**WHAT YOU SHOULD DO**
Pictures in the data below are not part of the copy; transcribe everything else exactly.

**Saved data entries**
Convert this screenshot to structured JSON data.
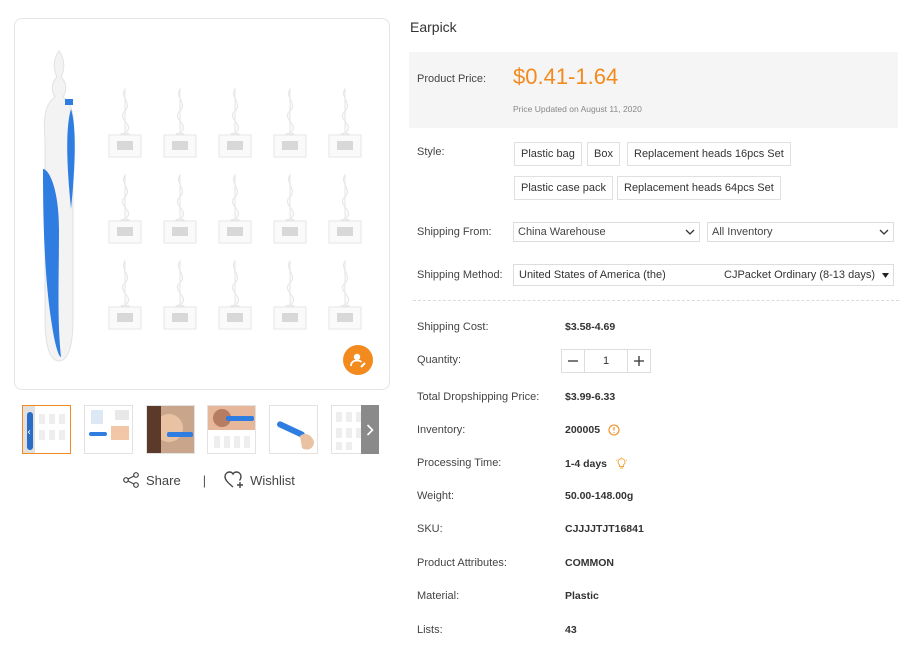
{
  "product": {
    "title": "Earpick",
    "price_label": "Product Price:",
    "price_value": "$0.41-1.64",
    "price_updated": "Price Updated on August 11, 2020"
  },
  "style": {
    "label": "Style:",
    "options": [
      "Plastic bag",
      "Box",
      "Replacement heads 16pcs Set",
      "Plastic case pack",
      "Replacement heads 64pcs Set"
    ]
  },
  "shipping_from": {
    "label": "Shipping From:",
    "warehouse": "China Warehouse",
    "inventory": "All Inventory"
  },
  "shipping_method": {
    "label": "Shipping Method:",
    "country": "United States of America (the)",
    "carrier": "CJPacket Ordinary (8-13 days)"
  },
  "details": {
    "shipping_cost_label": "Shipping Cost:",
    "shipping_cost": "$3.58-4.69",
    "quantity_label": "Quantity:",
    "quantity": "1",
    "total_label": "Total Dropshipping Price:",
    "total": "$3.99-6.33",
    "inventory_label": "Inventory:",
    "inventory": "200005",
    "processing_label": "Processing Time:",
    "processing": "1-4 days",
    "weight_label": "Weight:",
    "weight": "50.00-148.00g",
    "sku_label": "SKU:",
    "sku": "CJJJJTJT16841",
    "attributes_label": "Product Attributes:",
    "attributes": "COMMON",
    "material_label": "Material:",
    "material": "Plastic",
    "lists_label": "Lists:",
    "lists": "43"
  },
  "actions": {
    "share": "Share",
    "separator": "|",
    "wishlist": "Wishlist"
  },
  "colors": {
    "accent": "#f28a1e",
    "product_blue": "#2f7de1"
  }
}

**WRITTEN RESPONSE**
Convert this screenshot to structured JSON data.
{
  "product": {
    "title": "Earpick",
    "price_label": "Product Price:",
    "price_value": "$0.41-1.64",
    "price_updated": "Price Updated on August 11, 2020"
  },
  "style": {
    "label": "Style:",
    "options": [
      "Plastic bag",
      "Box",
      "Replacement heads 16pcs Set",
      "Plastic case pack",
      "Replacement heads 64pcs Set"
    ]
  },
  "shipping_from": {
    "label": "Shipping From:",
    "warehouse": "China Warehouse",
    "inventory": "All Inventory"
  },
  "shipping_method": {
    "label": "Shipping Method:",
    "country": "United States of America (the)",
    "carrier": "CJPacket Ordinary (8-13 days)"
  },
  "details": {
    "shipping_cost_label": "Shipping Cost:",
    "shipping_cost": "$3.58-4.69",
    "quantity_label": "Quantity:",
    "quantity": "1",
    "total_label": "Total Dropshipping Price:",
    "total": "$3.99-6.33",
    "inventory_label": "Inventory:",
    "inventory": "200005",
    "processing_label": "Processing Time:",
    "processing": "1-4 days",
    "weight_label": "Weight:",
    "weight": "50.00-148.00g",
    "sku_label": "SKU:",
    "sku": "CJJJJTJT16841",
    "attributes_label": "Product Attributes:",
    "attributes": "COMMON",
    "material_label": "Material:",
    "material": "Plastic",
    "lists_label": "Lists:",
    "lists": "43"
  },
  "actions": {
    "share": "Share",
    "separator": "|",
    "wishlist": "Wishlist"
  },
  "colors": {
    "accent": "#f28a1e",
    "product_blue": "#2f7de1"
  }
}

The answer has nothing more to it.